Copy each of the entries below faithfully, setting aside any pictures.

═══ DATA ENTRIES

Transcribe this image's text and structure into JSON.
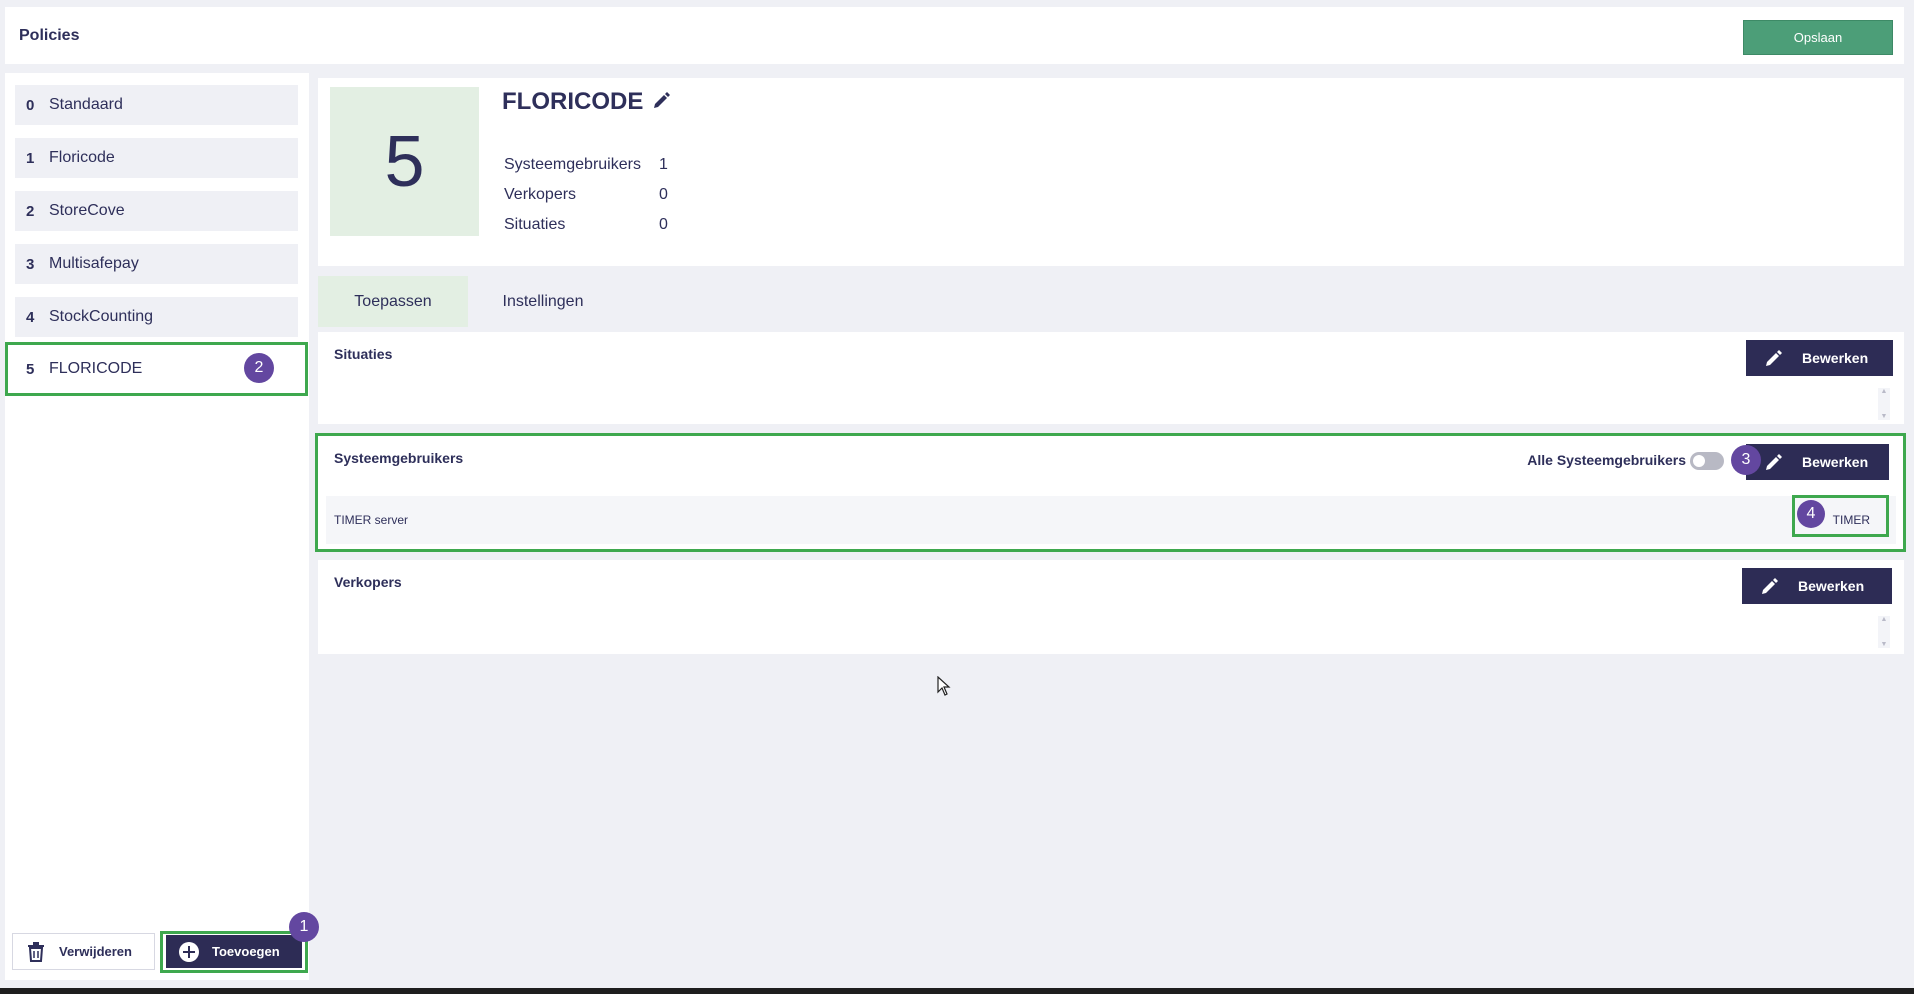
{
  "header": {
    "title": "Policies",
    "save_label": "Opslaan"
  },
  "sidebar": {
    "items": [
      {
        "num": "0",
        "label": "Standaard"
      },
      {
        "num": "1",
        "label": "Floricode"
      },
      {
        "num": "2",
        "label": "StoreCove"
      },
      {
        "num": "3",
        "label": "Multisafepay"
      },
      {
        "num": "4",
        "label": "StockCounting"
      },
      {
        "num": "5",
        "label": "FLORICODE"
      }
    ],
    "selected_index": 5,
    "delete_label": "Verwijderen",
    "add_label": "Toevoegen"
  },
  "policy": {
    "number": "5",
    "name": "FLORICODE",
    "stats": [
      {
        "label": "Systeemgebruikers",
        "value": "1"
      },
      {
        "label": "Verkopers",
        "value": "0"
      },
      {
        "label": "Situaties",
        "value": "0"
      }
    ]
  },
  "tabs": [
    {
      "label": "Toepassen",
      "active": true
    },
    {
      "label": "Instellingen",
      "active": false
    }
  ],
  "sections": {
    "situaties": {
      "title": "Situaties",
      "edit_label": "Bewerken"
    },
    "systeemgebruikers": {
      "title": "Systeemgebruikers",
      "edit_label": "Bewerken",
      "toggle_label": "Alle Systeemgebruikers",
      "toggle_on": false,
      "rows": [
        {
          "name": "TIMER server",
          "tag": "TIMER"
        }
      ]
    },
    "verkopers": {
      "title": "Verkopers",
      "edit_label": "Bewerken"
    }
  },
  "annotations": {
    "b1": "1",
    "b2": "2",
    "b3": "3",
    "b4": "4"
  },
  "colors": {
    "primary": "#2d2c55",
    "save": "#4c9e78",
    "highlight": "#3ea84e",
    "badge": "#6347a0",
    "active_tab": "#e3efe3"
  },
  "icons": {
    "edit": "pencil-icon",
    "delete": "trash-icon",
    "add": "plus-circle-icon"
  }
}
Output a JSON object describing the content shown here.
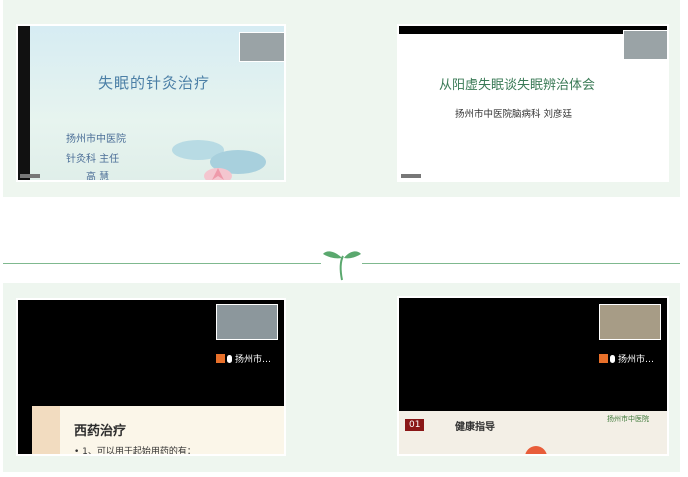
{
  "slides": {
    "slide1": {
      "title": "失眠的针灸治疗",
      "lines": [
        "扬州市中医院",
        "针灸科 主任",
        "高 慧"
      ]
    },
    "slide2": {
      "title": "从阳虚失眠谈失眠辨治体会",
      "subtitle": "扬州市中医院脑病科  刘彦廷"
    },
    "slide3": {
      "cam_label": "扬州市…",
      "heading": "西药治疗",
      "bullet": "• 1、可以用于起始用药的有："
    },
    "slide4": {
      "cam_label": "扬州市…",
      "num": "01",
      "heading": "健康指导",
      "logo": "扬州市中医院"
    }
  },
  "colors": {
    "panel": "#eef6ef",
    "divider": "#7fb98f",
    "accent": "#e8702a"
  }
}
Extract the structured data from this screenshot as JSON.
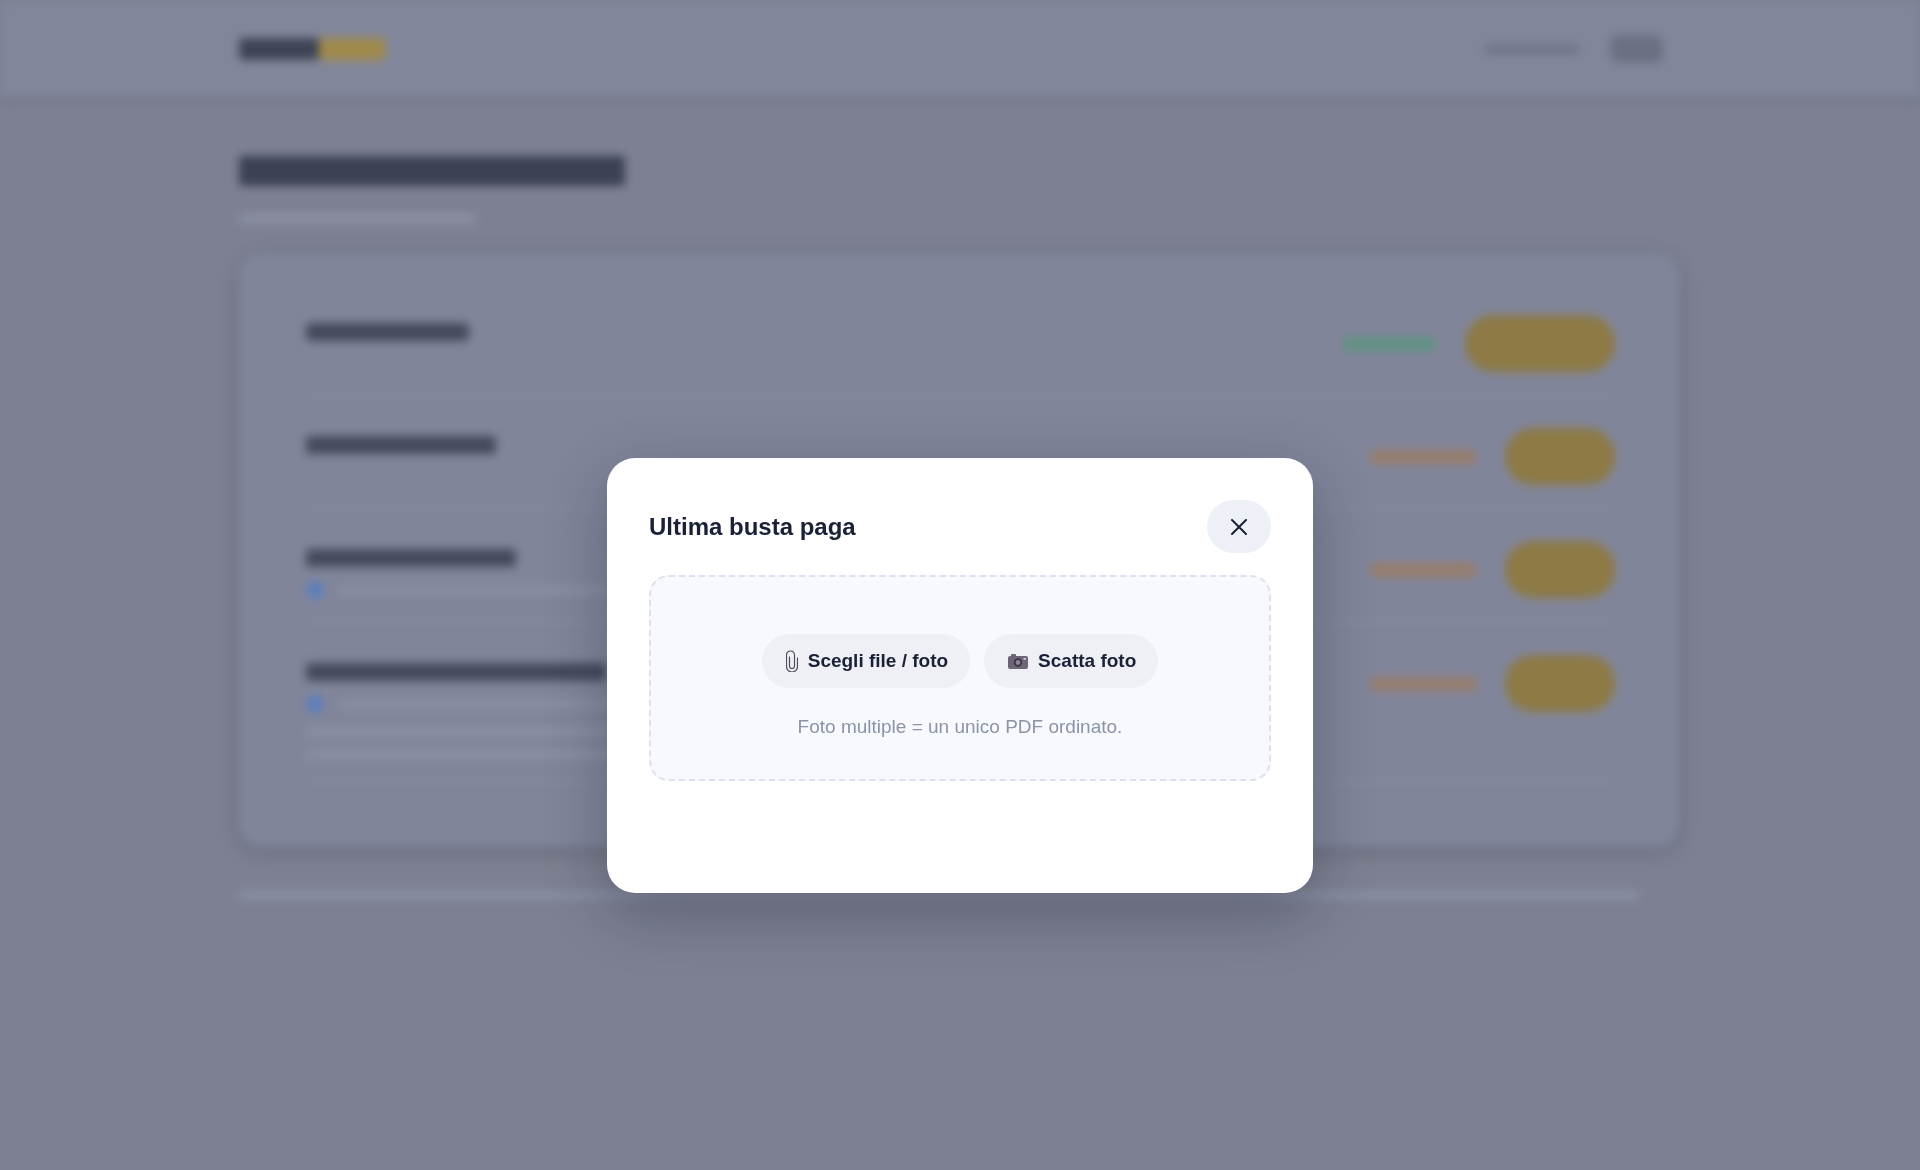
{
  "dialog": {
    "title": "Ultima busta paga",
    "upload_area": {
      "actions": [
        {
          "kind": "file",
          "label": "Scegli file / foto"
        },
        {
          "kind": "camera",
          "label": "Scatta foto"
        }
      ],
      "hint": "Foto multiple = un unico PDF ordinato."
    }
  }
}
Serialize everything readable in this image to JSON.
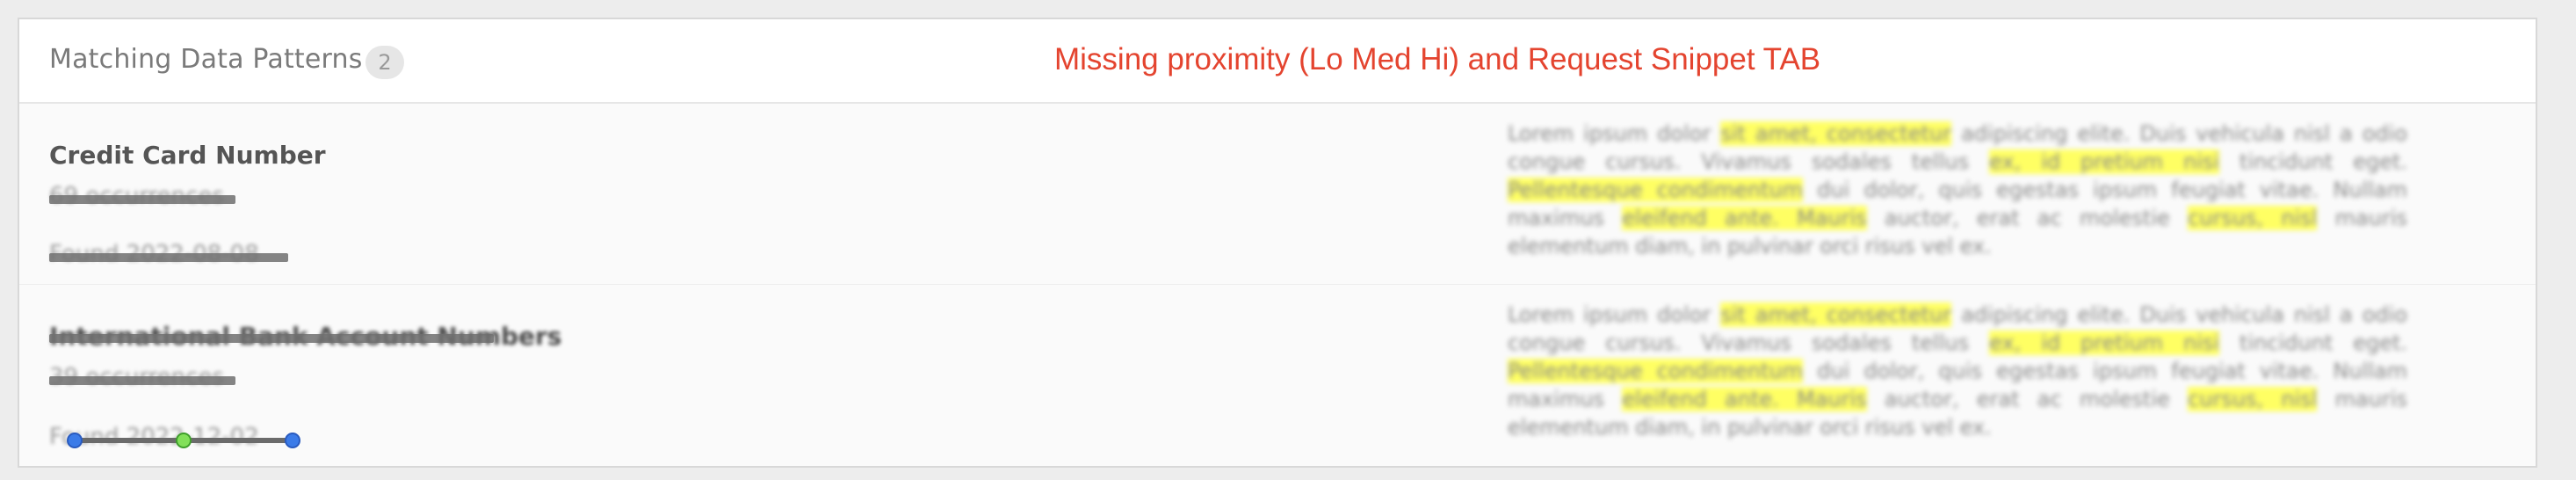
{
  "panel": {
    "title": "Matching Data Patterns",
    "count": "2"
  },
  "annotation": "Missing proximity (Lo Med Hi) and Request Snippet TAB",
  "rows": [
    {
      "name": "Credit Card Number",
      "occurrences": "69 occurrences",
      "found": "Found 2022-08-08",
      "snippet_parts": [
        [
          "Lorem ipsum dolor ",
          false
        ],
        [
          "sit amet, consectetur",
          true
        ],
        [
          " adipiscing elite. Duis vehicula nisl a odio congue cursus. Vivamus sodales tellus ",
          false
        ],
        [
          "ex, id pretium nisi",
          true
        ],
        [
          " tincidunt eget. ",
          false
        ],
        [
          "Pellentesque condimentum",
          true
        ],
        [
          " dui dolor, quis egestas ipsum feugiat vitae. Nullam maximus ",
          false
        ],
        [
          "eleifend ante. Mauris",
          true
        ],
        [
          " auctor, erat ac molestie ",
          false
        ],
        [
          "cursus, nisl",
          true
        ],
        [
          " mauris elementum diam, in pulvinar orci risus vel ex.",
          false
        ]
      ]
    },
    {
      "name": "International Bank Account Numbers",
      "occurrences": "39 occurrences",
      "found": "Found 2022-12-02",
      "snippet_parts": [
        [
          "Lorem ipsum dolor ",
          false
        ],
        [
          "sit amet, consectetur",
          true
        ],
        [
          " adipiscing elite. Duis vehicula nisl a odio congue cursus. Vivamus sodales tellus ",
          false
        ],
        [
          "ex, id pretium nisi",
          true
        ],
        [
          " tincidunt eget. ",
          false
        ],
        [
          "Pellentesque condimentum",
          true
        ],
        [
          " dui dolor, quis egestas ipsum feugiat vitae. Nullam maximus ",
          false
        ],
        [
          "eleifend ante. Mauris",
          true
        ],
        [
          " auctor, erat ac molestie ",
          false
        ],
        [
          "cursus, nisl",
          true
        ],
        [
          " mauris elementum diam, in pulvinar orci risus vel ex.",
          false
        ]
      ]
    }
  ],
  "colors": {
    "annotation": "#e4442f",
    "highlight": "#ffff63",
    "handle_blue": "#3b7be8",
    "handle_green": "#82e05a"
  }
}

══════

SOLUTION TO THE EXERCISE
Transcribe this image's text and structure into JSON.
{
  "header": {
    "title": "Policies",
    "save_label": "Opslaan"
  },
  "sidebar": {
    "items": [
      {
        "num": "0",
        "label": "Standaard"
      },
      {
        "num": "1",
        "label": "Floricode"
      },
      {
        "num": "2",
        "label": "StoreCove"
      },
      {
        "num": "3",
        "label": "Multisafepay"
      },
      {
        "num": "4",
        "label": "StockCounting"
      },
      {
        "num": "5",
        "label": "FLORICODE"
      }
    ],
    "selected_index": 5,
    "delete_label": "Verwijderen",
    "add_label": "Toevoegen"
  },
  "policy": {
    "number": "5",
    "name": "FLORICODE",
    "stats": [
      {
        "label": "Systeemgebruikers",
        "value": "1"
      },
      {
        "label": "Verkopers",
        "value": "0"
      },
      {
        "label": "Situaties",
        "value": "0"
      }
    ]
  },
  "tabs": [
    {
      "label": "Toepassen",
      "active": true
    },
    {
      "label": "Instellingen",
      "active": false
    }
  ],
  "sections": {
    "situaties": {
      "title": "Situaties",
      "edit_label": "Bewerken"
    },
    "systeemgebruikers": {
      "title": "Systeemgebruikers",
      "edit_label": "Bewerken",
      "toggle_label": "Alle Systeemgebruikers",
      "toggle_on": false,
      "rows": [
        {
          "name": "TIMER server",
          "tag": "TIMER"
        }
      ]
    },
    "verkopers": {
      "title": "Verkopers",
      "edit_label": "Bewerken"
    }
  },
  "annotations": {
    "b1": "1",
    "b2": "2",
    "b3": "3",
    "b4": "4"
  },
  "colors": {
    "primary": "#2d2c55",
    "save": "#4c9e78",
    "highlight": "#3ea84e",
    "badge": "#6347a0",
    "active_tab": "#e3efe3"
  },
  "icons": {
    "edit": "pencil-icon",
    "delete": "trash-icon",
    "add": "plus-circle-icon"
  }
}
Output a JSON object describing the content shown here.
{
  "slides": {
    "slide1": {
      "title": "失眠的针灸治疗",
      "lines": [
        "扬州市中医院",
        "针灸科 主任",
        "高 慧"
      ]
    },
    "slide2": {
      "title": "从阳虚失眠谈失眠辨治体会",
      "subtitle": "扬州市中医院脑病科  刘彦廷"
    },
    "slide3": {
      "cam_label": "扬州市…",
      "heading": "西药治疗",
      "bullet": "• 1、可以用于起始用药的有："
    },
    "slide4": {
      "cam_label": "扬州市…",
      "num": "01",
      "heading": "健康指导",
      "logo": "扬州市中医院"
    }
  },
  "colors": {
    "panel": "#eef6ef",
    "divider": "#7fb98f",
    "accent": "#e8702a"
  }
}
Extract the structured data from this screenshot as JSON.
{
  "dialog": {
    "title": "Ultima busta paga",
    "upload_area": {
      "actions": [
        {
          "kind": "file",
          "label": "Scegli file / foto"
        },
        {
          "kind": "camera",
          "label": "Scatta foto"
        }
      ],
      "hint": "Foto multiple = un unico PDF ordinato."
    }
  }
}
Serialize everything readable in this image to JSON.
{
  "panel": {
    "title": "Matching Data Patterns",
    "count": "2"
  },
  "annotation": "Missing proximity (Lo Med Hi) and Request Snippet TAB",
  "rows": [
    {
      "name": "Credit Card Number",
      "occurrences": "69 occurrences",
      "found": "Found 2022-08-08",
      "snippet_parts": [
        [
          "Lorem ipsum dolor ",
          false
        ],
        [
          "sit amet, consectetur",
          true
        ],
        [
          " adipiscing elite. Duis vehicula nisl a odio congue cursus. Vivamus sodales tellus ",
          false
        ],
        [
          "ex, id pretium nisi",
          true
        ],
        [
          " tincidunt eget. ",
          false
        ],
        [
          "Pellentesque condimentum",
          true
        ],
        [
          " dui dolor, quis egestas ipsum feugiat vitae. Nullam maximus ",
          false
        ],
        [
          "eleifend ante. Mauris",
          true
        ],
        [
          " auctor, erat ac molestie ",
          false
        ],
        [
          "cursus, nisl",
          true
        ],
        [
          " mauris elementum diam, in pulvinar orci risus vel ex.",
          false
        ]
      ]
    },
    {
      "name": "International Bank Account Numbers",
      "occurrences": "39 occurrences",
      "found": "Found 2022-12-02",
      "snippet_parts": [
        [
          "Lorem ipsum dolor ",
          false
        ],
        [
          "sit amet, consectetur",
          true
        ],
        [
          " adipiscing elite. Duis vehicula nisl a odio congue cursus. Vivamus sodales tellus ",
          false
        ],
        [
          "ex, id pretium nisi",
          true
        ],
        [
          " tincidunt eget. ",
          false
        ],
        [
          "Pellentesque condimentum",
          true
        ],
        [
          " dui dolor, quis egestas ipsum feugiat vitae. Nullam maximus ",
          false
        ],
        [
          "eleifend ante. Mauris",
          true
        ],
        [
          " auctor, erat ac molestie ",
          false
        ],
        [
          "cursus, nisl",
          true
        ],
        [
          " mauris elementum diam, in pulvinar orci risus vel ex.",
          false
        ]
      ]
    }
  ],
  "colors": {
    "annotation": "#e4442f",
    "highlight": "#ffff63",
    "handle_blue": "#3b7be8",
    "handle_green": "#82e05a"
  }
}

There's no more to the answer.